(A block of data)
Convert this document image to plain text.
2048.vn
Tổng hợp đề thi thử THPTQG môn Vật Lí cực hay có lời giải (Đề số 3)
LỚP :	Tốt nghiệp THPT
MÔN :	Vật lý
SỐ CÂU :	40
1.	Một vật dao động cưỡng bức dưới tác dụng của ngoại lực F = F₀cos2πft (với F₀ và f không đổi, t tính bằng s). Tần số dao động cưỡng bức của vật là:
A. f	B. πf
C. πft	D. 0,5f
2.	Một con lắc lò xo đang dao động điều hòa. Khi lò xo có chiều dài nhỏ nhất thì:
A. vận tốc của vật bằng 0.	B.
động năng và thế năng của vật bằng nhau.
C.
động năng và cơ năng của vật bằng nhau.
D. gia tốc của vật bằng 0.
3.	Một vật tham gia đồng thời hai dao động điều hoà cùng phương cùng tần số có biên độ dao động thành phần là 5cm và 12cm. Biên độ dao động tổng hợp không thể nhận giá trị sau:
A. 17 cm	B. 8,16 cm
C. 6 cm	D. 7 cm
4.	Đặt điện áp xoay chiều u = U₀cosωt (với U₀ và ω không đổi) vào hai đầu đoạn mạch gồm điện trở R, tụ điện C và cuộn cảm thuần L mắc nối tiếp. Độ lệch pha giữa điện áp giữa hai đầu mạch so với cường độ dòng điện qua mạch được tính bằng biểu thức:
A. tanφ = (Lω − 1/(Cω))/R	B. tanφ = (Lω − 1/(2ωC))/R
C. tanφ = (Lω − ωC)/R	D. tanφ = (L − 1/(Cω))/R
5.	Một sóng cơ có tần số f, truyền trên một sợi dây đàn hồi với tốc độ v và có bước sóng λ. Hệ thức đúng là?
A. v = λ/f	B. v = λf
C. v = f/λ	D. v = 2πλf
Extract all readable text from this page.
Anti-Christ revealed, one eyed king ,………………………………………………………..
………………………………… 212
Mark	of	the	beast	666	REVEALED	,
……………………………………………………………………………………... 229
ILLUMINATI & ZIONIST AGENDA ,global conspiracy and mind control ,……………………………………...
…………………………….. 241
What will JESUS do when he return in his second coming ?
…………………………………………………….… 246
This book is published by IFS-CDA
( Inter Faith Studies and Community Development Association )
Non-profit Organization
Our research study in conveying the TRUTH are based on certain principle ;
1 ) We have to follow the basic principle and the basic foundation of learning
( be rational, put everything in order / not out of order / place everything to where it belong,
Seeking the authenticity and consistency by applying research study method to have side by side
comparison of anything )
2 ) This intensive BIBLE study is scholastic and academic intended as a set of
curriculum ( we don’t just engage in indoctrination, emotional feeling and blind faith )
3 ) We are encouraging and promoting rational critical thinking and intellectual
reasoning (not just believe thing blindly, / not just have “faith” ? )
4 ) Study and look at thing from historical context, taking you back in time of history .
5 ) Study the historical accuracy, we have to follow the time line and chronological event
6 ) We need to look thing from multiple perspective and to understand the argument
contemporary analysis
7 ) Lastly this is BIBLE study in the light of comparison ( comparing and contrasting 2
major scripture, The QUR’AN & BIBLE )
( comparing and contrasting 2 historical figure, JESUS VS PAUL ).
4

## What to produce
Print out all the entries precisely as written.

## Result of this task
Convert this document image to plain text.
2048.vn
Tổng hợp đề thi thử THPTQG môn Vật Lí cực hay có lời giải (Đề số 3)
LỚP :	Tốt nghiệp THPT
MÔN :	Vật lý
SỐ CÂU :	40
1.	Một vật dao động cưỡng bức dưới tác dụng của ngoại lực F = F₀cos2πft (với F₀ và f không đổi, t tính bằng s). Tần số dao động cưỡng bức của vật là:
A. f	B. πf
C. πft	D. 0,5f
2.	Một con lắc lò xo đang dao động điều hòa. Khi lò xo có chiều dài nhỏ nhất thì:
A. vận tốc của vật bằng 0.	B.
động năng và thế năng của vật bằng nhau.
C.
động năng và cơ năng của vật bằng nhau.
D. gia tốc của vật bằng 0.
3.	Một vật tham gia đồng thời hai dao động điều hoà cùng phương cùng tần số có biên độ dao động thành phần là 5cm và 12cm. Biên độ dao động tổng hợp không thể nhận giá trị sau:
A. 17 cm	B. 8,16 cm
C. 6 cm	D. 7 cm
4.	Đặt điện áp xoay chiều u = U₀cosωt (với U₀ và ω không đổi) vào hai đầu đoạn mạch gồm điện trở R, tụ điện C và cuộn cảm thuần L mắc nối tiếp. Độ lệch pha giữa điện áp giữa hai đầu mạch so với cường độ dòng điện qua mạch được tính bằng biểu thức:
A. tanφ = (Lω − 1/(Cω))/R	B. tanφ = (Lω − 1/(2ωC))/R
C. tanφ = (Lω − ωC)/R	D. tanφ = (L − 1/(Cω))/R
5.	Một sóng cơ có tần số f, truyền trên một sợi dây đàn hồi với tốc độ v và có bước sóng λ. Hệ thức đúng là?
A. v = λ/f	B. v = λf
C. v = f/λ	D. v = 2πλf
Extract all readable text from this page.
Anti-Christ revealed, one eyed king ,………………………………………………………..
………………………………… 212
Mark	of	the	beast	666	REVEALED	,
……………………………………………………………………………………... 229
ILLUMINATI & ZIONIST AGENDA ,global conspiracy and mind control ,……………………………………...
…………………………….. 241
What will JESUS do when he return in his second coming ?
…………………………………………………….… 246
This book is published by IFS-CDA
( Inter Faith Studies and Community Development Association )
Non-profit Organization
Our research study in conveying the TRUTH are based on certain principle ;
1 ) We have to follow the basic principle and the basic foundation of learning
( be rational, put everything in order / not out of order / place everything to where it belong,
Seeking the authenticity and consistency by applying research study method to have side by side
comparison of anything )
2 ) This intensive BIBLE study is scholastic and academic intended as a set of
curriculum ( we don’t just engage in indoctrination, emotional feeling and blind faith )
3 ) We are encouraging and promoting rational critical thinking and intellectual
reasoning (not just believe thing blindly, / not just have “faith” ? )
4 ) Study and look at thing from historical context, taking you back in time of history .
5 ) Study the historical accuracy, we have to follow the time line and chronological event
6 ) We need to look thing from multiple perspective and to understand the argument
contemporary analysis
7 ) Lastly this is BIBLE study in the light of comparison ( comparing and contrasting 2
major scripture, The QUR’AN & BIBLE )
( comparing and contrasting 2 historical figure, JESUS VS PAUL ).
4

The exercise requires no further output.